→ What needs to be done
Pick out and copy every line below that has the word "Margin".

→ Material to process
━━━

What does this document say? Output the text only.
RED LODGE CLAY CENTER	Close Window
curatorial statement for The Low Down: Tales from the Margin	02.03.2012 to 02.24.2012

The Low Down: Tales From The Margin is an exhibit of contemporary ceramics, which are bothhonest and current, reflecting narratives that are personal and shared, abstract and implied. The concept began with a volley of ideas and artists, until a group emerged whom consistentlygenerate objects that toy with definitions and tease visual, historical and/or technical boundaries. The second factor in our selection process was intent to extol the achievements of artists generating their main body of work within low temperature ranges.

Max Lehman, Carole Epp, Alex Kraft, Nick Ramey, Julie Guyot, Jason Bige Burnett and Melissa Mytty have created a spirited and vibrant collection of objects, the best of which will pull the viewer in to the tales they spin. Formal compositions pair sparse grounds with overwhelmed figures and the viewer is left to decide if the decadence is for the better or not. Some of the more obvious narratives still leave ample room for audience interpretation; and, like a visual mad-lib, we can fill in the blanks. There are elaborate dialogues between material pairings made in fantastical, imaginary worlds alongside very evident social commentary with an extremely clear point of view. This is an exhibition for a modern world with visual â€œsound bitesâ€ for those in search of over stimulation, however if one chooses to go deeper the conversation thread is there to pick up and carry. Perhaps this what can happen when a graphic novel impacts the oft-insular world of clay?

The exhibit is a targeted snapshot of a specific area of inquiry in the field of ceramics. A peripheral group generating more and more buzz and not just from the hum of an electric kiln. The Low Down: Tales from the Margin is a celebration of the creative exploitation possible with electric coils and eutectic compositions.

━━━

→ Task answer
curatorial statement for The Low Down: Tales from the Margin	02.03.2012 to 02.24.2012
The Low Down: Tales From The Margin is an exhibit of contemporary ceramics, which are bothhonest and current, reflecting narratives that are personal and shared, abstract and implied. The concept began with a volley of ideas and artists, until a group emerged whom consistentlygenerate objects that toy with definitions and tease visual, historical and/or technical boundaries. The second factor in our selection process was intent to extol the achievements of artists generating their main body of work within low temperature ranges.
The exhibit is a targeted snapshot of a specific area of inquiry in the field of ceramics. A peripheral group generating more and more buzz and not just from the hum of an electric kiln. The Low Down: Tales from the Margin is a celebration of the creative exploitation possible with electric coils and eutectic compositions.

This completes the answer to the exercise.